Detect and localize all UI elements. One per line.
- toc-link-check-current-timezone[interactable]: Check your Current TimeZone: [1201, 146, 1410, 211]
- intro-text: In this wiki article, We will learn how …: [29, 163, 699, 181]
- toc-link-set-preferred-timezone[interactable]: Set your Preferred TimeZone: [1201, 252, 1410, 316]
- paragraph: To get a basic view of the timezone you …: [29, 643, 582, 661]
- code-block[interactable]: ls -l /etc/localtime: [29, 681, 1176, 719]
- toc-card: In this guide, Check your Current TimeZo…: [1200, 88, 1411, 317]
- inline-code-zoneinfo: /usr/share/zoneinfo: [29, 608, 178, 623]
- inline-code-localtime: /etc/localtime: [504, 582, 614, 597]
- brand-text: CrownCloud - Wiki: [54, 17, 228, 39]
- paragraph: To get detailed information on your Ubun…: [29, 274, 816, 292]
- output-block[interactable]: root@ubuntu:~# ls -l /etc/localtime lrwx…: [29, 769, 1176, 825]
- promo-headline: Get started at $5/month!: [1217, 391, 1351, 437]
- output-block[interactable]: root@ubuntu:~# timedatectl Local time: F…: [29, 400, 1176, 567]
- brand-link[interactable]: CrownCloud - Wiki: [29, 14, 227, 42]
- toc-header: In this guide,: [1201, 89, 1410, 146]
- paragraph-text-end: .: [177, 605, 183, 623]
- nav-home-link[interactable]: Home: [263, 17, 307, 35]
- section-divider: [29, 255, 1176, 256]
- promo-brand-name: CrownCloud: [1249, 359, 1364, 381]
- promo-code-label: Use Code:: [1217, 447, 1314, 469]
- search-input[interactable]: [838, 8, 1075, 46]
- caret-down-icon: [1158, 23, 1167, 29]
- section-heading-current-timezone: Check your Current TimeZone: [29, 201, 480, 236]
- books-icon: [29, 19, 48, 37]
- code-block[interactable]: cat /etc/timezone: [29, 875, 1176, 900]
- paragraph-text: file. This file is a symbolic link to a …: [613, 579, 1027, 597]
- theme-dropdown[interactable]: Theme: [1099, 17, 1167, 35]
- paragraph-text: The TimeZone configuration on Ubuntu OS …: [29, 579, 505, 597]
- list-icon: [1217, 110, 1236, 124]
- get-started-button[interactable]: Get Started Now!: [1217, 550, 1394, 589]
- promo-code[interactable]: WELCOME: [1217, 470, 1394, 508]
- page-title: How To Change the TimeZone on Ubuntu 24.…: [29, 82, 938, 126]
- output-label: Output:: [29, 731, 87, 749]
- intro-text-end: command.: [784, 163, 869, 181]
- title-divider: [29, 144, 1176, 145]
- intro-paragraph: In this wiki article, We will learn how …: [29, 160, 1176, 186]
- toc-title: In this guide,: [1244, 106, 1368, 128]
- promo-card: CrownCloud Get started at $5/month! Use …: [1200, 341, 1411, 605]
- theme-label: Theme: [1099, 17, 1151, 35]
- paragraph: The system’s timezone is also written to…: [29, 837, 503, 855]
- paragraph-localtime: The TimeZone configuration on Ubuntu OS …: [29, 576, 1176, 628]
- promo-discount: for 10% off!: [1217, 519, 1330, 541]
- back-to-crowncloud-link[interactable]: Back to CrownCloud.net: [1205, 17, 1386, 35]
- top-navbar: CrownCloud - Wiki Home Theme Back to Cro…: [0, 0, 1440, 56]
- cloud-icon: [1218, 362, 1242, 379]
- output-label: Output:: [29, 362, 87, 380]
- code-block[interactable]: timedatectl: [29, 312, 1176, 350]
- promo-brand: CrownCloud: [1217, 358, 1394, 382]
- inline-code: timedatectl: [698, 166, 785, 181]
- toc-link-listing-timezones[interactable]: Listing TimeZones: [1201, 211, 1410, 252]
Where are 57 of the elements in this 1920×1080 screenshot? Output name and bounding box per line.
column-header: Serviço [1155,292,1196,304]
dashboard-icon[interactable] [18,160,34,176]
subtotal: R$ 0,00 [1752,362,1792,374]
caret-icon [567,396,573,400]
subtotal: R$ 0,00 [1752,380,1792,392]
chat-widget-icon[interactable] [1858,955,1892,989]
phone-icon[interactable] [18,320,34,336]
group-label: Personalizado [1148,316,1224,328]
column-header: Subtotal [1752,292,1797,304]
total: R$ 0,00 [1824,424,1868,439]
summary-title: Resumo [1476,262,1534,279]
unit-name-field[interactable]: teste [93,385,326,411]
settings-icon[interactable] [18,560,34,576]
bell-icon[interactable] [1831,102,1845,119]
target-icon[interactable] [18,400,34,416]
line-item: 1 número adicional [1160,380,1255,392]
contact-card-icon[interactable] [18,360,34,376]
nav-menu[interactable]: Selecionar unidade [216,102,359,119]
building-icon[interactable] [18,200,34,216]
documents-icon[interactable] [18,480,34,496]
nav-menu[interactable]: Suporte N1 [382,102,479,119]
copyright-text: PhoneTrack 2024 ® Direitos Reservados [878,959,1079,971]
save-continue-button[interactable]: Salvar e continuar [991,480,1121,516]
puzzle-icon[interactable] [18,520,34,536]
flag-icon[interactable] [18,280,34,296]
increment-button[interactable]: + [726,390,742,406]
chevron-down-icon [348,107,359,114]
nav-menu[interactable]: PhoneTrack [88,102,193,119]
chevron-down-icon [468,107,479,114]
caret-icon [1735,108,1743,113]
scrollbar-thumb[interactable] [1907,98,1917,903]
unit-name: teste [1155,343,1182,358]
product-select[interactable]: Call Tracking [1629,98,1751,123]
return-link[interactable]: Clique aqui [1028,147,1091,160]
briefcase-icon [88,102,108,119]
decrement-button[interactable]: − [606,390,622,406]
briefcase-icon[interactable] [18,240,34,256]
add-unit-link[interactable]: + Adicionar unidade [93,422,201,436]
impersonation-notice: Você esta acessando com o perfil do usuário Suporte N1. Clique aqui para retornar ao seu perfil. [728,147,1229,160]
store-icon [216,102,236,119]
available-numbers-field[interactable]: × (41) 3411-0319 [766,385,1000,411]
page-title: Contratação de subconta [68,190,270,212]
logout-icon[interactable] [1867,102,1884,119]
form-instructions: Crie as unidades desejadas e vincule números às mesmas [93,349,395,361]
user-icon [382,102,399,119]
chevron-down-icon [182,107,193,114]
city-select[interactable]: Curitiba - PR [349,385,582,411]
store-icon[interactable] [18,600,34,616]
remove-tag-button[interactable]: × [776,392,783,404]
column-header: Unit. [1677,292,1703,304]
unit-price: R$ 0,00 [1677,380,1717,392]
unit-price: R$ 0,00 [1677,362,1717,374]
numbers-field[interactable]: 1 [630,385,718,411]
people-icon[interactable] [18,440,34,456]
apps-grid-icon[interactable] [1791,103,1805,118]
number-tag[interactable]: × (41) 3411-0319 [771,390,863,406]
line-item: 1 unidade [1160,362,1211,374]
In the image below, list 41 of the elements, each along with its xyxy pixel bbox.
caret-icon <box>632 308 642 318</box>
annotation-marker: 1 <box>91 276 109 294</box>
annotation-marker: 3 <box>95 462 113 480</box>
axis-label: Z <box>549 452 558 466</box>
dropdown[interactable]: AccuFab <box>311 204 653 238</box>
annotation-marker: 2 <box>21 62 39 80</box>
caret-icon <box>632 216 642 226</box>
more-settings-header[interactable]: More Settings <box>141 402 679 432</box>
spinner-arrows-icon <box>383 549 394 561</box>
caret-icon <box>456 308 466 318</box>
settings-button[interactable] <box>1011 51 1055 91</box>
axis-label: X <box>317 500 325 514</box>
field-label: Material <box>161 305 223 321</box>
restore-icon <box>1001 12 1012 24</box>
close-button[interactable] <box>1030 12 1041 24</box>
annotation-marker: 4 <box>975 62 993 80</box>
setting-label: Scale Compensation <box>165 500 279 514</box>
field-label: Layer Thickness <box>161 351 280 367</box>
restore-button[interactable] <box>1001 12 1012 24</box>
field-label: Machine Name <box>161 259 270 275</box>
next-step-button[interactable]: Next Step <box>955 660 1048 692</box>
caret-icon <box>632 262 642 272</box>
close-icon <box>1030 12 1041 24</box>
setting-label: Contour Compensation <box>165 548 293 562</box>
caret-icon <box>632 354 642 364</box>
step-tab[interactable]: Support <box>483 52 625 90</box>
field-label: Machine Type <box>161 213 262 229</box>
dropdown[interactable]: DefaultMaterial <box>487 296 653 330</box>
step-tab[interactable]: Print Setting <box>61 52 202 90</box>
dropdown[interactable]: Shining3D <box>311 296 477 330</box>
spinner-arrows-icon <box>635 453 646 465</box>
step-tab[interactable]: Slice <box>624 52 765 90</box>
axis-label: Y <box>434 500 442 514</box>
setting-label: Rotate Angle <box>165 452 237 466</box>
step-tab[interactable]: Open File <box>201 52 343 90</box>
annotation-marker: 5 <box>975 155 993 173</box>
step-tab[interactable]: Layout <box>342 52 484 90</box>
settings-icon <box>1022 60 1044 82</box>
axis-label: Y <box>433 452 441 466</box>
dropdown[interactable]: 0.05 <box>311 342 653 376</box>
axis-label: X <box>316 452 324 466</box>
******
*Goal of the exercise*
Copy out the material word for word, starting at its very first line and ending with the line that contains "- code-block[interactable]: ls", with both ends included.

*Output for this exercise*
Detect and localize all UI elements. One per line.
- toc-link-check-current-timezone[interactable]: Check your Current TimeZone: [1201, 146, 1410, 211]
- intro-text: In this wiki article, We will learn how …: [29, 163, 699, 181]
- toc-link-set-preferred-timezone[interactable]: Set your Preferred TimeZone: [1201, 252, 1410, 316]
- paragraph: To get a basic view of the timezone you …: [29, 643, 582, 661]
- code-block[interactable]: ls -l /etc/localtime: [29, 681, 1176, 719]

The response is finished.